## START Data provided
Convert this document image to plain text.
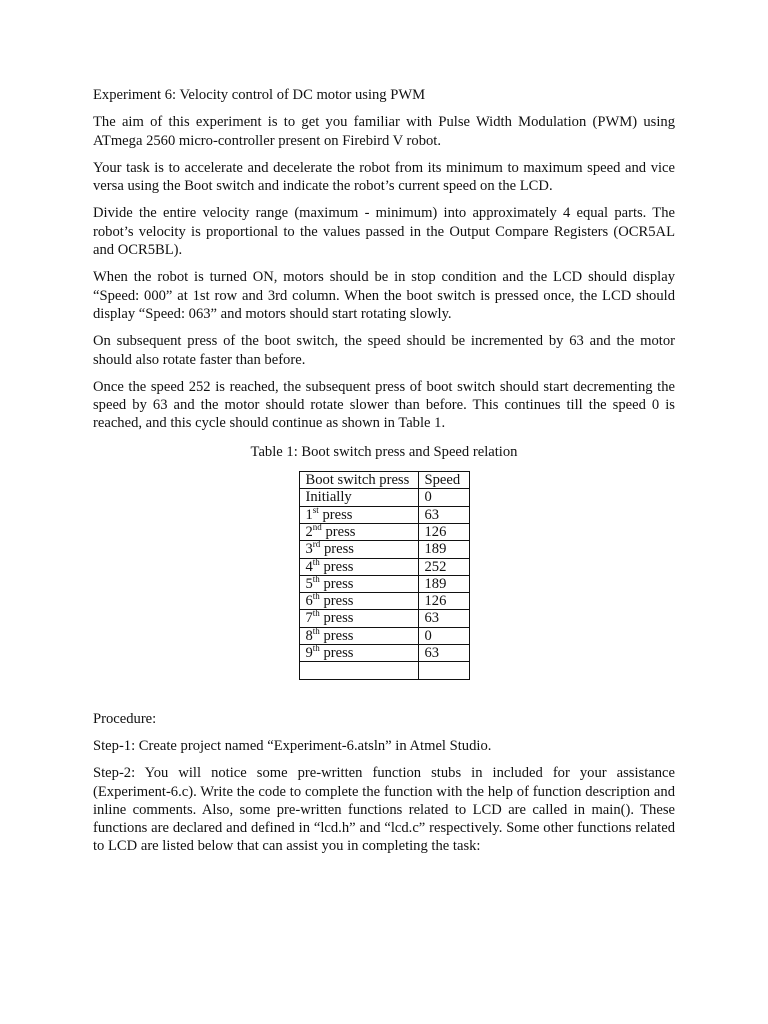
Experiment 6: Velocity control of DC motor using PWM

The aim of this experiment is to get you familiar with Pulse Width Modulation (PWM) using ATmega 2560 micro-controller present on Firebird V robot.

Your task is to accelerate and decelerate the robot from its minimum to maximum speed and vice versa using the Boot switch and indicate the robot’s current speed on the LCD.

Divide the entire velocity range (maximum - minimum) into approximately 4 equal parts. The robot’s velocity is proportional to the values passed in the Output Compare Registers (OCR5AL and OCR5BL).

When the robot is turned ON, motors should be in stop condition and the LCD should display “Speed: 000” at 1st row and 3rd column. When the boot switch is pressed once, the LCD should display “Speed: 063” and motors should start rotating slowly.

On subsequent press of the boot switch, the speed should be incremented by 63 and the motor should also rotate faster than before.

Once the speed 252 is reached, the subsequent press of boot switch should start decrementing the speed by 63 and the motor should rotate slower than before. This continues till the speed 0 is reached, and this cycle should continue as shown in Table 1.

Table 1: Boot switch press and Speed relation

Boot switch press	Speed
Initially	0
1st press	63
2nd press	126
3rd press	189
4th press	252
5th press	189
6th press	126
7th press	63
8th press	0
9th press	63

Procedure:

Step-1: Create project named “Experiment-6.atsln” in Atmel Studio.

Step-2: You will notice some pre-written function stubs in included for your assistance (Experiment-6.c). Write the code to complete the function with the help of function description and inline comments. Also, some pre-written functions related to LCD are called in main(). These functions are declared and defined in “lcd.h” and “lcd.c” respectively. Some other functions related to LCD are listed below that can assist you in completing the task:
## END Data provided
» **The task**
Set the data above down again exactly as given, with no pictures.

» **Solution**
Convert this document image to plain text.
Experiment 6: Velocity control of DC motor using PWM

The aim of this experiment is to get you familiar with Pulse Width Modulation (PWM) using ATmega 2560 micro-controller present on Firebird V robot.

Your task is to accelerate and decelerate the robot from its minimum to maximum speed and vice versa using the Boot switch and indicate the robot’s current speed on the LCD.

Divide the entire velocity range (maximum - minimum) into approximately 4 equal parts. The robot’s velocity is proportional to the values passed in the Output Compare Registers (OCR5AL and OCR5BL).

When the robot is turned ON, motors should be in stop condition and the LCD should display “Speed: 000” at 1st row and 3rd column. When the boot switch is pressed once, the LCD should display “Speed: 063” and motors should start rotating slowly.

On subsequent press of the boot switch, the speed should be incremented by 63 and the motor should also rotate faster than before.

Once the speed 252 is reached, the subsequent press of boot switch should start decrementing the speed by 63 and the motor should rotate slower than before. This continues till the speed 0 is reached, and this cycle should continue as shown in Table 1.

Table 1: Boot switch press and Speed relation

Boot switch press	Speed
Initially	0
1st press	63
2nd press	126
3rd press	189
4th press	252
5th press	189
6th press	126
7th press	63
8th press	0
9th press	63

Procedure:

Step-1: Create project named “Experiment-6.atsln” in Atmel Studio.

Step-2: You will notice some pre-written function stubs in included for your assistance (Experiment-6.c). Write the code to complete the function with the help of function description and inline comments. Also, some pre-written functions related to LCD are called in main(). These functions are declared and defined in “lcd.h” and “lcd.c” respectively. Some other functions related to LCD are listed below that can assist you in completing the task:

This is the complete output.